[Start Records provided]

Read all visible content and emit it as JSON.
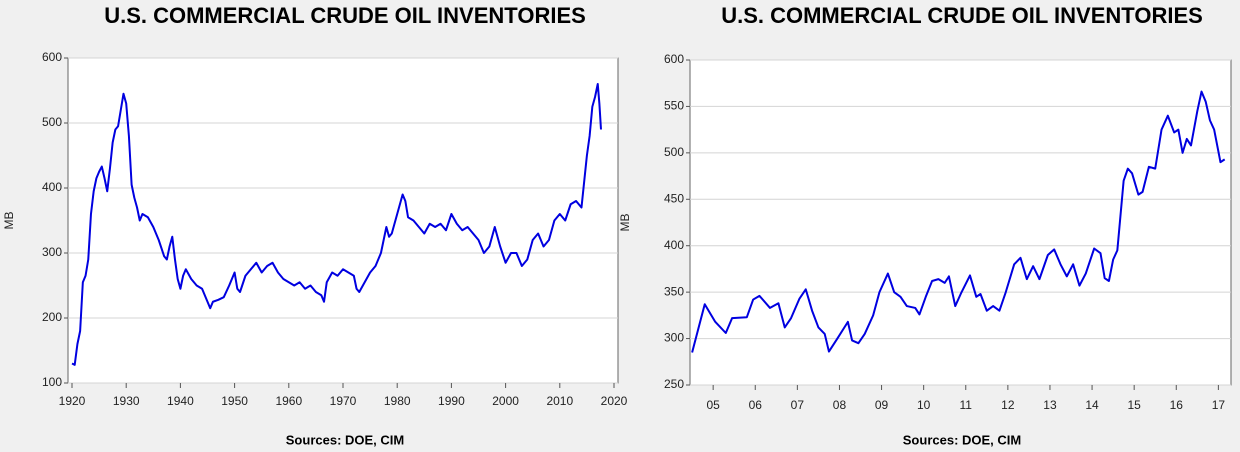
{
  "chart_data": [
    {
      "type": "line",
      "title": "U.S. COMMERCIAL CRUDE OIL INVENTORIES",
      "y_label": "MB",
      "source": "Sources:  DOE, CIM",
      "xlim": [
        1920,
        2020
      ],
      "xticks": [
        1920,
        1930,
        1940,
        1950,
        1960,
        1970,
        1980,
        1990,
        2000,
        2010,
        2020
      ],
      "ylim": [
        100,
        600
      ],
      "yticks": [
        100,
        200,
        300,
        400,
        500,
        600
      ],
      "grid": true,
      "color": "#0000e0",
      "x": [
        1920,
        1920.5,
        1921,
        1921.5,
        1922,
        1922.5,
        1923,
        1923.5,
        1924,
        1924.5,
        1925,
        1925.5,
        1926,
        1926.5,
        1927,
        1927.5,
        1928,
        1928.5,
        1929,
        1929.5,
        1930,
        1930.5,
        1931,
        1931.5,
        1932,
        1932.5,
        1933,
        1934,
        1935,
        1936,
        1937,
        1937.5,
        1938,
        1938.5,
        1939,
        1939.5,
        1940,
        1940.5,
        1941,
        1942,
        1943,
        1944,
        1945,
        1945.5,
        1946,
        1947,
        1948,
        1949,
        1950,
        1950.5,
        1951,
        1952,
        1953,
        1954,
        1955,
        1956,
        1957,
        1958,
        1959,
        1960,
        1961,
        1962,
        1963,
        1964,
        1965,
        1966,
        1966.5,
        1967,
        1968,
        1969,
        1970,
        1971,
        1972,
        1972.5,
        1973,
        1974,
        1975,
        1976,
        1977,
        1978,
        1978.5,
        1979,
        1980,
        1981,
        1981.5,
        1982,
        1983,
        1984,
        1985,
        1986,
        1987,
        1988,
        1989,
        1990,
        1991,
        1992,
        1993,
        1994,
        1995,
        1996,
        1997,
        1998,
        1999,
        2000,
        2001,
        2002,
        2003,
        2004,
        2005,
        2006,
        2007,
        2008,
        2009,
        2010,
        2011,
        2012,
        2013,
        2014,
        2015,
        2015.5,
        2016,
        2016.5,
        2017,
        2017.3,
        2017.6
      ],
      "values": [
        130,
        128,
        160,
        180,
        255,
        265,
        290,
        360,
        395,
        415,
        425,
        433,
        415,
        395,
        430,
        470,
        490,
        495,
        520,
        545,
        530,
        480,
        405,
        385,
        370,
        350,
        360,
        355,
        340,
        320,
        295,
        290,
        310,
        325,
        290,
        260,
        245,
        265,
        275,
        260,
        250,
        245,
        225,
        215,
        225,
        228,
        232,
        250,
        270,
        245,
        240,
        265,
        275,
        285,
        270,
        280,
        285,
        270,
        260,
        255,
        250,
        255,
        245,
        250,
        240,
        235,
        225,
        255,
        270,
        265,
        275,
        270,
        265,
        245,
        240,
        255,
        270,
        280,
        300,
        340,
        325,
        330,
        360,
        390,
        380,
        355,
        350,
        340,
        330,
        345,
        340,
        345,
        335,
        360,
        345,
        335,
        340,
        330,
        320,
        300,
        310,
        340,
        310,
        285,
        300,
        300,
        280,
        290,
        320,
        330,
        310,
        320,
        350,
        360,
        350,
        375,
        380,
        370,
        450,
        480,
        525,
        540,
        560,
        530,
        490
      ]
    },
    {
      "type": "line",
      "title": "U.S. COMMERCIAL CRUDE OIL INVENTORIES",
      "y_label": "MB",
      "source": "Sources:  DOE, CIM",
      "xlim": [
        2004.95,
        2017.8
      ],
      "xticks": [
        {
          "value": 2005.5,
          "label": "05"
        },
        {
          "value": 2006.5,
          "label": "06"
        },
        {
          "value": 2007.5,
          "label": "07"
        },
        {
          "value": 2008.5,
          "label": "08"
        },
        {
          "value": 2009.5,
          "label": "09"
        },
        {
          "value": 2010.5,
          "label": "10"
        },
        {
          "value": 2011.5,
          "label": "11"
        },
        {
          "value": 2012.5,
          "label": "12"
        },
        {
          "value": 2013.5,
          "label": "13"
        },
        {
          "value": 2014.5,
          "label": "14"
        },
        {
          "value": 2015.5,
          "label": "15"
        },
        {
          "value": 2016.5,
          "label": "16"
        },
        {
          "value": 2017.5,
          "label": "17"
        }
      ],
      "ylim": [
        250,
        600
      ],
      "yticks": [
        250,
        300,
        350,
        400,
        450,
        500,
        550,
        600
      ],
      "grid": true,
      "color": "#0000e0",
      "x": [
        2005.0,
        2005.3,
        2005.55,
        2005.8,
        2005.95,
        2006.3,
        2006.45,
        2006.6,
        2006.85,
        2007.05,
        2007.2,
        2007.35,
        2007.55,
        2007.7,
        2007.85,
        2008.0,
        2008.15,
        2008.25,
        2008.45,
        2008.7,
        2008.8,
        2008.95,
        2009.1,
        2009.3,
        2009.45,
        2009.65,
        2009.8,
        2009.95,
        2010.1,
        2010.3,
        2010.4,
        2010.55,
        2010.7,
        2010.85,
        2011.0,
        2011.1,
        2011.25,
        2011.4,
        2011.6,
        2011.75,
        2011.85,
        2012.0,
        2012.15,
        2012.3,
        2012.45,
        2012.65,
        2012.8,
        2012.95,
        2013.1,
        2013.25,
        2013.45,
        2013.6,
        2013.75,
        2013.9,
        2014.05,
        2014.2,
        2014.35,
        2014.55,
        2014.7,
        2014.8,
        2014.9,
        2015.0,
        2015.1,
        2015.25,
        2015.35,
        2015.45,
        2015.6,
        2015.7,
        2015.85,
        2016.0,
        2016.15,
        2016.3,
        2016.45,
        2016.55,
        2016.65,
        2016.75,
        2016.85,
        2017.0,
        2017.1,
        2017.2,
        2017.3,
        2017.4,
        2017.55,
        2017.65
      ],
      "values": [
        285,
        337,
        318,
        306,
        322,
        323,
        342,
        346,
        333,
        338,
        312,
        322,
        343,
        353,
        330,
        312,
        305,
        286,
        300,
        318,
        298,
        295,
        305,
        325,
        350,
        370,
        350,
        345,
        335,
        333,
        326,
        345,
        362,
        364,
        360,
        367,
        335,
        350,
        368,
        345,
        348,
        330,
        335,
        330,
        350,
        380,
        387,
        364,
        378,
        364,
        390,
        396,
        380,
        367,
        380,
        357,
        370,
        397,
        392,
        365,
        362,
        385,
        395,
        470,
        483,
        478,
        455,
        458,
        485,
        483,
        525,
        540,
        522,
        525,
        500,
        515,
        508,
        545,
        566,
        555,
        535,
        525,
        490,
        493
      ]
    }
  ]
}
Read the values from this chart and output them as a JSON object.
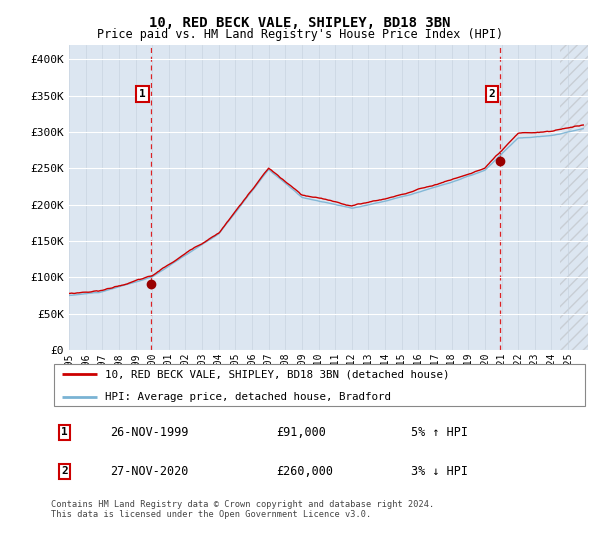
{
  "title": "10, RED BECK VALE, SHIPLEY, BD18 3BN",
  "subtitle": "Price paid vs. HM Land Registry's House Price Index (HPI)",
  "background_color": "#dce6f1",
  "plot_bg_color": "#dce6f1",
  "ylim": [
    0,
    420000
  ],
  "yticks": [
    0,
    50000,
    100000,
    150000,
    200000,
    250000,
    300000,
    350000,
    400000
  ],
  "ytick_labels": [
    "£0",
    "£50K",
    "£100K",
    "£150K",
    "£200K",
    "£250K",
    "£300K",
    "£350K",
    "£400K"
  ],
  "hpi_color": "#7ab3d4",
  "price_color": "#cc0000",
  "marker_color": "#990000",
  "legend_entries": [
    "10, RED BECK VALE, SHIPLEY, BD18 3BN (detached house)",
    "HPI: Average price, detached house, Bradford"
  ],
  "annotation1": {
    "label": "1",
    "date": "26-NOV-1999",
    "price": "£91,000",
    "hpi": "5% ↑ HPI"
  },
  "annotation2": {
    "label": "2",
    "date": "27-NOV-2020",
    "price": "£260,000",
    "hpi": "3% ↓ HPI"
  },
  "footer": "Contains HM Land Registry data © Crown copyright and database right 2024.\nThis data is licensed under the Open Government Licence v3.0.",
  "xstart": 1995,
  "xend": 2026
}
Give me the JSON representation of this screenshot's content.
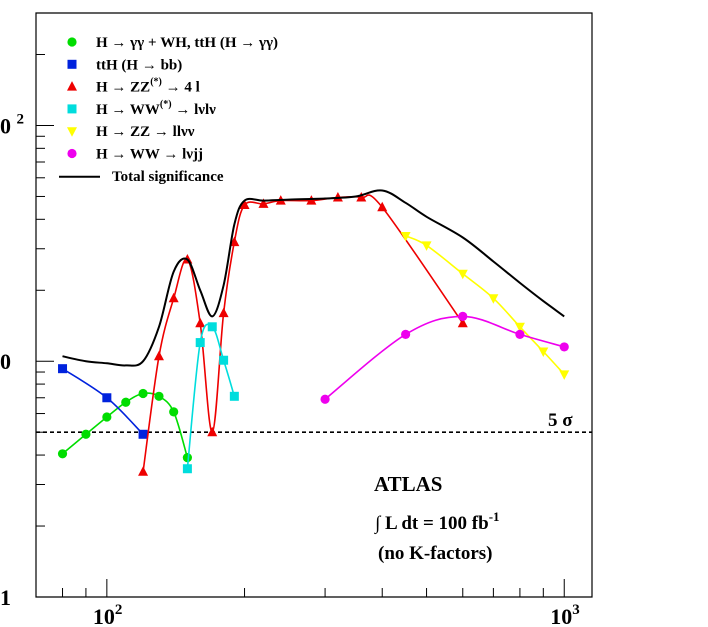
{
  "chart_data": {
    "type": "line",
    "title": "",
    "xlabel": "",
    "ylabel": "",
    "x_scale": "log",
    "y_scale": "log",
    "xlim": [
      70,
      1150
    ],
    "ylim": [
      1,
      300
    ],
    "x_tick_labels": [
      {
        "base": "10",
        "exp": "2"
      },
      {
        "base": "10",
        "exp": "3"
      }
    ],
    "y_tick_labels": [
      {
        "text": "1"
      },
      {
        "text": "0"
      },
      {
        "text": "0 ",
        "exp": "2"
      }
    ],
    "threshold": {
      "value": 5,
      "label": "5 σ"
    },
    "annotation": {
      "experiment": "ATLAS",
      "lumi_prefix": "∫ L dt = 100 fb",
      "lumi_exp": "-1",
      "note": "(no K-factors)"
    },
    "legend_position": "top-left",
    "series": [
      {
        "name": "H → γγ + WH, ttH (H → γγ)",
        "label_parts": [
          "H  →  γγ  +  WH, ttH (H  →  γγ)"
        ],
        "color": "#00dd00",
        "marker": "circle",
        "x": [
          80,
          90,
          100,
          110,
          120,
          130,
          140,
          150
        ],
        "y": [
          4.05,
          4.9,
          5.8,
          6.7,
          7.3,
          7.1,
          6.1,
          3.9
        ]
      },
      {
        "name": "ttH (H → bb)",
        "label_parts": [
          "ttH (H  →  bb)"
        ],
        "color": "#0022dd",
        "marker": "square",
        "x": [
          80,
          100,
          120
        ],
        "y": [
          9.3,
          7.0,
          4.9
        ]
      },
      {
        "name": "H → ZZ(*) → 4 l",
        "label_parts": [
          "H   →  ZZ",
          "(*)",
          "  →  4 l"
        ],
        "color": "#ee0000",
        "marker": "triangle-up",
        "x": [
          120,
          130,
          140,
          150,
          160,
          170,
          180,
          190,
          200,
          220,
          240,
          280,
          320,
          360,
          400,
          600
        ],
        "y": [
          3.4,
          10.5,
          18.5,
          27.0,
          14.5,
          5.0,
          16.0,
          32.0,
          46.0,
          46.5,
          48.0,
          48.0,
          49.5,
          49.5,
          45.0,
          14.5
        ]
      },
      {
        "name": "H → WW(*) → lνlν",
        "label_parts": [
          "H   →  WW",
          "(*)",
          "  →  lνlν"
        ],
        "color": "#00dddd",
        "marker": "square",
        "x": [
          150,
          160,
          170,
          180,
          190
        ],
        "y": [
          3.5,
          12.0,
          14.0,
          10.1,
          7.1
        ]
      },
      {
        "name": "H → ZZ → llνν",
        "label_parts": [
          "H   →  ZZ   →  llνν"
        ],
        "color": "#ffff00",
        "marker": "triangle-down",
        "x": [
          450,
          500,
          600,
          700,
          800,
          900,
          1000
        ],
        "y": [
          34.0,
          31.0,
          23.5,
          18.5,
          14.0,
          11.0,
          8.8
        ]
      },
      {
        "name": "H → WW → lνjj",
        "label_parts": [
          "H   →  WW   →  lνjj"
        ],
        "color": "#ee00ee",
        "marker": "circle",
        "x": [
          300,
          450,
          600,
          800,
          1000
        ],
        "y": [
          6.9,
          13.0,
          15.5,
          13.0,
          11.5
        ]
      },
      {
        "name": "Total significance",
        "label_parts": [
          "Total significance"
        ],
        "color": "#000000",
        "marker": "none",
        "x": [
          80,
          90,
          100,
          110,
          120,
          130,
          140,
          150,
          160,
          170,
          180,
          190,
          200,
          220,
          250,
          300,
          350,
          400,
          450,
          500,
          600,
          700,
          800,
          900,
          1000
        ],
        "y": [
          10.5,
          10.0,
          9.8,
          9.6,
          10.0,
          14.0,
          24.0,
          27.0,
          20.0,
          15.5,
          21.0,
          38.0,
          48.0,
          48.0,
          48.5,
          49.0,
          50.0,
          53.0,
          47.0,
          41.0,
          33.5,
          26.5,
          21.5,
          18.0,
          15.5
        ]
      }
    ]
  }
}
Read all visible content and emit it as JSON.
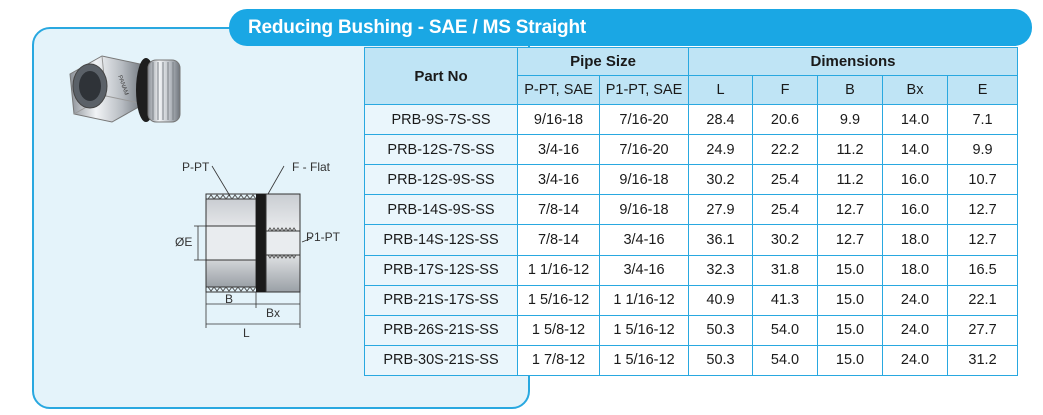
{
  "title": "Reducing Bushing - SAE / MS Straight",
  "image": {
    "brand_mark": "PANAM",
    "labels": {
      "p_pt": "P-PT",
      "f_flat": "F - Flat",
      "e": "ØE",
      "p1_pt": "P1-PT",
      "b": "B",
      "bx": "Bx",
      "l": "L"
    }
  },
  "table": {
    "headers": {
      "part_no": "Part No",
      "pipe_size": "Pipe Size",
      "dimensions": "Dimensions",
      "p_pt_sae": "P-PT, SAE",
      "p1_pt_sae": "P1-PT, SAE",
      "l": "L",
      "f": "F",
      "b": "B",
      "bx": "Bx",
      "e": "E"
    },
    "rows": [
      [
        "PRB-9S-7S-SS",
        "9/16-18",
        "7/16-20",
        "28.4",
        "20.6",
        "9.9",
        "14.0",
        "7.1"
      ],
      [
        "PRB-12S-7S-SS",
        "3/4-16",
        "7/16-20",
        "24.9",
        "22.2",
        "11.2",
        "14.0",
        "9.9"
      ],
      [
        "PRB-12S-9S-SS",
        "3/4-16",
        "9/16-18",
        "30.2",
        "25.4",
        "11.2",
        "16.0",
        "10.7"
      ],
      [
        "PRB-14S-9S-SS",
        "7/8-14",
        "9/16-18",
        "27.9",
        "25.4",
        "12.7",
        "16.0",
        "12.7"
      ],
      [
        "PRB-14S-12S-SS",
        "7/8-14",
        "3/4-16",
        "36.1",
        "30.2",
        "12.7",
        "18.0",
        "12.7"
      ],
      [
        "PRB-17S-12S-SS",
        "1 1/16-12",
        "3/4-16",
        "32.3",
        "31.8",
        "15.0",
        "18.0",
        "16.5"
      ],
      [
        "PRB-21S-17S-SS",
        "1 5/16-12",
        "1 1/16-12",
        "40.9",
        "41.3",
        "15.0",
        "24.0",
        "22.1"
      ],
      [
        "PRB-26S-21S-SS",
        "1 5/8-12",
        "1 5/16-12",
        "50.3",
        "54.0",
        "15.0",
        "24.0",
        "27.7"
      ],
      [
        "PRB-30S-21S-SS",
        "1 7/8-12",
        "1 5/16-12",
        "50.3",
        "54.0",
        "15.0",
        "24.0",
        "31.2"
      ]
    ]
  }
}
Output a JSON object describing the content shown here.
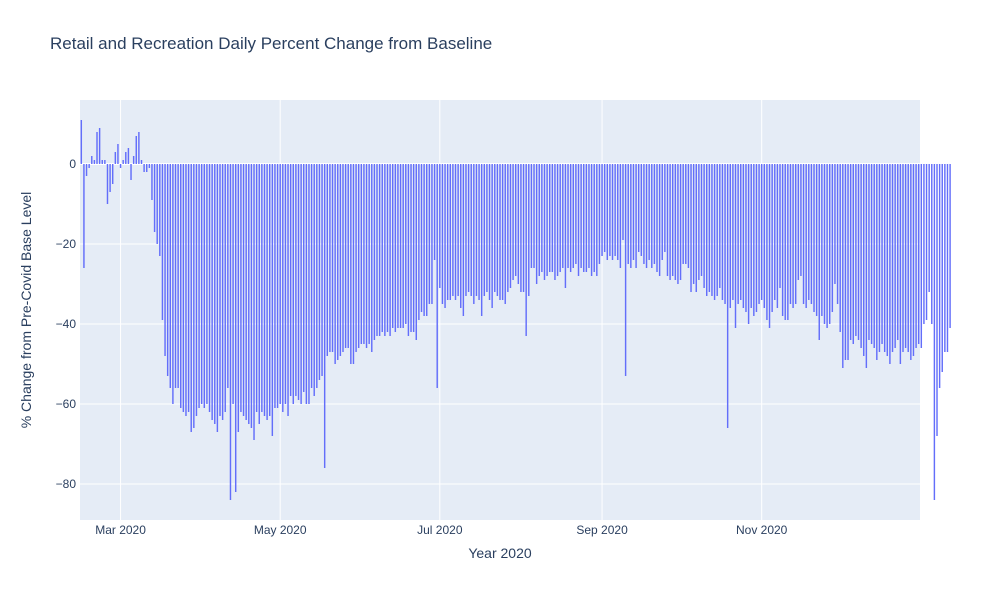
{
  "chart_data": {
    "type": "bar",
    "title": "Retail and Recreation Daily Percent Change from Baseline",
    "xlabel": "Year 2020",
    "ylabel": "% Change from Pre-Covid Base Level",
    "start_date": "2020-02-15",
    "xlim": [
      "2020-02-15",
      "2020-12-31"
    ],
    "ylim": [
      -89,
      16
    ],
    "x_ticks": [
      {
        "date": "2020-03-01",
        "label": "Mar 2020"
      },
      {
        "date": "2020-05-01",
        "label": "May 2020"
      },
      {
        "date": "2020-07-01",
        "label": "Jul 2020"
      },
      {
        "date": "2020-09-01",
        "label": "Sep 2020"
      },
      {
        "date": "2020-11-01",
        "label": "Nov 2020"
      }
    ],
    "y_ticks": [
      0,
      -20,
      -40,
      -60,
      -80
    ],
    "grid": true,
    "colors": {
      "bar": "#636efa",
      "plot_bg": "#e5ecf6",
      "grid": "#ffffff",
      "text": "#2a3f5f"
    },
    "values": [
      11,
      -26,
      -3,
      -1,
      2,
      1,
      8,
      9,
      1,
      1,
      -10,
      -7,
      -5,
      3,
      5,
      -1,
      1,
      3,
      4,
      -4,
      2,
      7,
      8,
      1,
      -2,
      -2,
      -1,
      -9,
      -17,
      -20,
      -23,
      -39,
      -48,
      -53,
      -56,
      -60,
      -56,
      -56,
      -61,
      -62,
      -63,
      -62,
      -67,
      -66,
      -63,
      -61,
      -60,
      -61,
      -60,
      -62,
      -64,
      -65,
      -67,
      -63,
      -64,
      -62,
      -56,
      -84,
      -60,
      -82,
      -67,
      -62,
      -63,
      -64,
      -65,
      -66,
      -69,
      -62,
      -65,
      -62,
      -63,
      -64,
      -63,
      -68,
      -61,
      -61,
      -60,
      -62,
      -60,
      -63,
      -58,
      -60,
      -58,
      -59,
      -60,
      -57,
      -60,
      -60,
      -56,
      -58,
      -56,
      -54,
      -53,
      -76,
      -48,
      -47,
      -47,
      -50,
      -49,
      -48,
      -47,
      -46,
      -46,
      -50,
      -50,
      -47,
      -46,
      -45,
      -45,
      -46,
      -45,
      -47,
      -44,
      -43,
      -43,
      -42,
      -43,
      -42,
      -43,
      -41,
      -42,
      -41,
      -41,
      -41,
      -40,
      -43,
      -42,
      -42,
      -44,
      -39,
      -37,
      -38,
      -38,
      -35,
      -35,
      -24,
      -56,
      -31,
      -35,
      -36,
      -34,
      -34,
      -33,
      -34,
      -33,
      -36,
      -38,
      -33,
      -32,
      -33,
      -35,
      -33,
      -34,
      -38,
      -33,
      -32,
      -34,
      -36,
      -32,
      -33,
      -34,
      -34,
      -35,
      -32,
      -31,
      -29,
      -28,
      -30,
      -32,
      -32,
      -43,
      -33,
      -26,
      -26,
      -30,
      -28,
      -27,
      -29,
      -28,
      -27,
      -27,
      -29,
      -28,
      -27,
      -26,
      -31,
      -26,
      -27,
      -26,
      -25,
      -28,
      -26,
      -27,
      -27,
      -26,
      -28,
      -27,
      -28,
      -25,
      -23,
      -22,
      -24,
      -23,
      -24,
      -23,
      -24,
      -26,
      -19,
      -53,
      -25,
      -26,
      -24,
      -26,
      -22,
      -23,
      -25,
      -26,
      -24,
      -26,
      -25,
      -27,
      -28,
      -24,
      -22,
      -28,
      -29,
      -28,
      -29,
      -30,
      -29,
      -25,
      -25,
      -26,
      -32,
      -30,
      -32,
      -29,
      -28,
      -31,
      -33,
      -32,
      -33,
      -34,
      -33,
      -31,
      -34,
      -35,
      -66,
      -36,
      -34,
      -41,
      -35,
      -34,
      -36,
      -37,
      -40,
      -36,
      -38,
      -37,
      -35,
      -34,
      -36,
      -39,
      -41,
      -37,
      -34,
      -36,
      -31,
      -38,
      -39,
      -39,
      -35,
      -36,
      -35,
      -29,
      -28,
      -35,
      -36,
      -34,
      -35,
      -37,
      -38,
      -44,
      -38,
      -40,
      -41,
      -40,
      -37,
      -30,
      -35,
      -42,
      -51,
      -49,
      -49,
      -44,
      -45,
      -43,
      -44,
      -46,
      -48,
      -51,
      -44,
      -45,
      -46,
      -49,
      -47,
      -45,
      -47,
      -48,
      -50,
      -47,
      -46,
      -44,
      -50,
      -47,
      -46,
      -47,
      -49,
      -48,
      -46,
      -45,
      -46,
      -40,
      -39,
      -32,
      -40,
      -84,
      -68,
      -56,
      -52,
      -47,
      -47,
      -41
    ]
  }
}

[End Records provided]

▸ **Exercise details**:
Look through the entries above; copy each line where the string "SHIPLEY" appears.

▸ **Written solution**:
  "title": "10, RED BECK VALE, SHIPLEY, BD18 3BN",
    "10, RED BECK VALE, SHIPLEY, BD18 3BN (detached house)",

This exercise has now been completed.